Data excerpts:
---
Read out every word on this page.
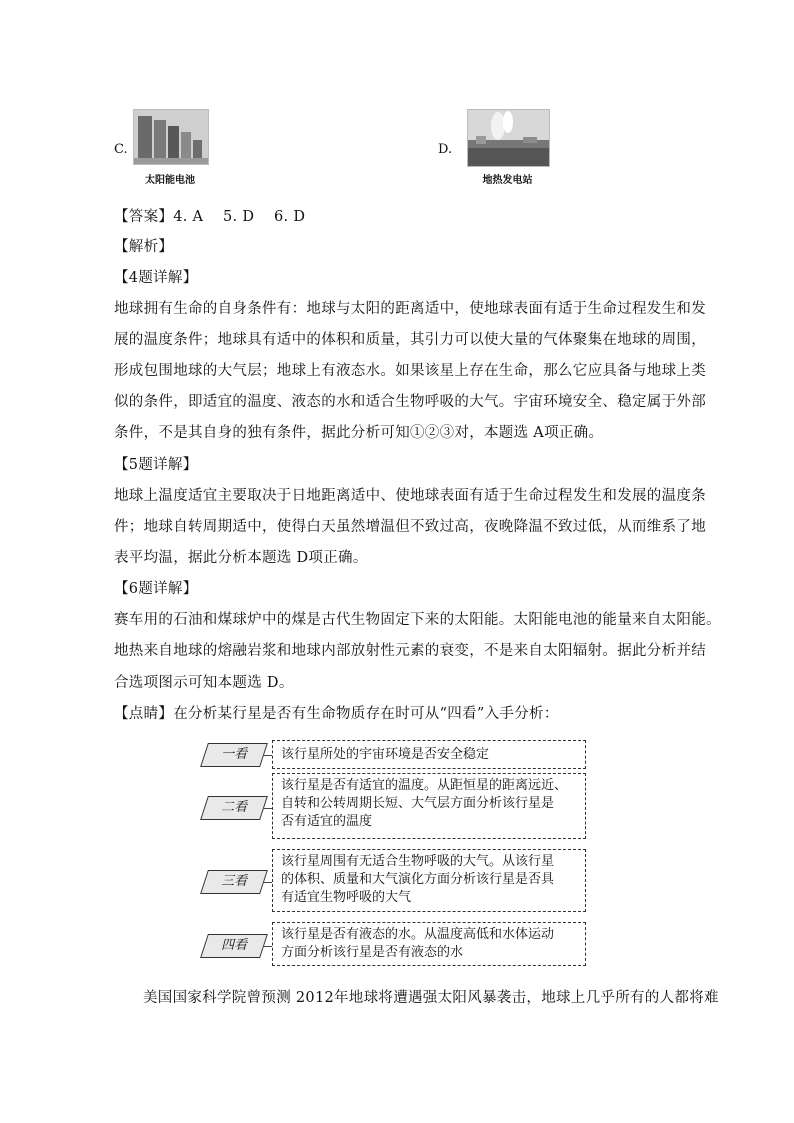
C.
太阳能电池
D.
地热发电站
【答案】4. A　 5. D　 6. D
【解析】
【4题详解】
地球拥有生命的自身条件有：地球与太阳的距离适中，使地球表面有适于生命过程发生和发
展的温度条件；地球具有适中的体积和质量，其引力可以使大量的气体聚集在地球的周围，
形成包围地球的大气层；地球上有液态水。如果该星上存在生命，那么它应具备与地球上类
似的条件，即适宜的温度、液态的水和适合生物呼吸的大气。宇宙环境安全、稳定属于外部
条件，不是其自身的独有条件，据此分析可知①②③对，本题选 A项正确。
【5题详解】
地球上温度适宜主要取决于日地距离适中、使地球表面有适于生命过程发生和发展的温度条
件；地球自转周期适中，使得白天虽然增温但不致过高，夜晚降温不致过低，从而维系了地
表平均温，据此分析本题选 D项正确。
【6题详解】
赛车用的石油和煤球炉中的煤是古代生物固定下来的太阳能。太阳能电池的能量来自太阳能。
地热来自地球的熔融岩浆和地球内部放射性元素的衰变，不是来自太阳辐射。据此分析并结
合选项图示可知本题选 D。
【点睛】在分析某行星是否有生命物质存在时可从“四看”入手分析：
一看	该行星所处的宇宙环境是否安全稳定
二看
该行星是否有适宜的温度。从距恒星的距离远近、
自转和公转周期长短、大气层方面分析该行星是
否有适宜的温度
三看
该行星周围有无适合生物呼吸的大气。从该行星
的体积、质量和大气演化方面分析该行星是否具
有适宜生物呼吸的大气
四看
该行星是否有液态的水。从温度高低和水体运动
方面分析该行星是否有液态的水
美国国家科学院曾预测 2012年地球将遭遇强太阳风暴袭击，地球上几乎所有的人都将难
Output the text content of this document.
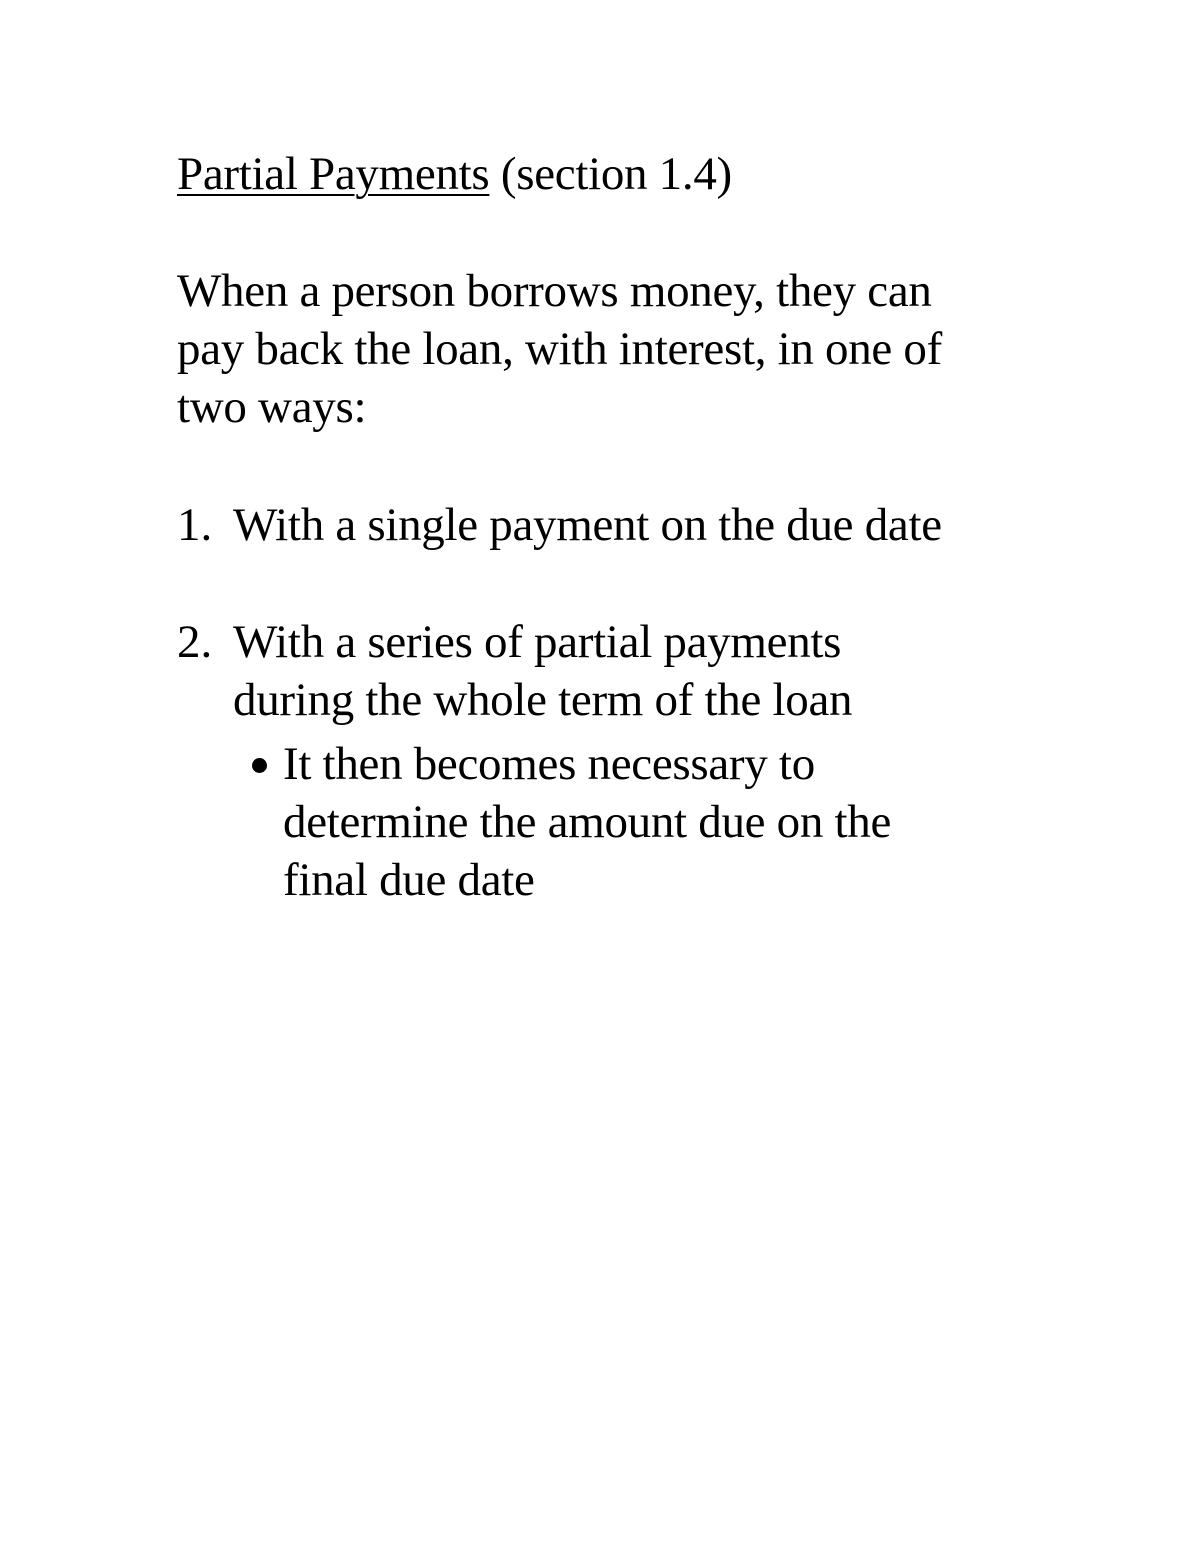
Partial Payments (section 1.4)
When a person borrows money, they can
pay back the loan, with interest, in one of
two ways:
1. With a single payment on the due date
2. With a series of partial payments
during the whole term of the loan
It then becomes necessary to
determine the amount due on the
final due date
---
• [Brief]: Return the full material word for word. Do not include the pictures.

• [Solution to this task]:
Read out every word on this page.
C.
太阳能电池
D.
地热发电站
【答案】4. A　 5. D　 6. D
【解析】
【4题详解】
地球拥有生命的自身条件有：地球与太阳的距离适中，使地球表面有适于生命过程发生和发
展的温度条件；地球具有适中的体积和质量，其引力可以使大量的气体聚集在地球的周围，
形成包围地球的大气层；地球上有液态水。如果该星上存在生命，那么它应具备与地球上类
似的条件，即适宜的温度、液态的水和适合生物呼吸的大气。宇宙环境安全、稳定属于外部
条件，不是其自身的独有条件，据此分析可知①②③对，本题选 A项正确。
【5题详解】
地球上温度适宜主要取决于日地距离适中、使地球表面有适于生命过程发生和发展的温度条
件；地球自转周期适中，使得白天虽然增温但不致过高，夜晚降温不致过低，从而维系了地
表平均温，据此分析本题选 D项正确。
【6题详解】
赛车用的石油和煤球炉中的煤是古代生物固定下来的太阳能。太阳能电池的能量来自太阳能。
地热来自地球的熔融岩浆和地球内部放射性元素的衰变，不是来自太阳辐射。据此分析并结
合选项图示可知本题选 D。
【点睛】在分析某行星是否有生命物质存在时可从“四看”入手分析：
一看	该行星所处的宇宙环境是否安全稳定
二看
该行星是否有适宜的温度。从距恒星的距离远近、
自转和公转周期长短、大气层方面分析该行星是
否有适宜的温度
三看
该行星周围有无适合生物呼吸的大气。从该行星
的体积、质量和大气演化方面分析该行星是否具
有适宜生物呼吸的大气
四看
该行星是否有液态的水。从温度高低和水体运动
方面分析该行星是否有液态的水
美国国家科学院曾预测 2012年地球将遭遇强太阳风暴袭击，地球上几乎所有的人都将难
Output the text content of this document.
Partial Payments (section 1.4)
When a person borrows money, they can
pay back the loan, with interest, in one of
two ways:
1. With a single payment on the due date
2. With a series of partial payments
during the whole term of the loan
It then becomes necessary to
determine the amount due on the
final due date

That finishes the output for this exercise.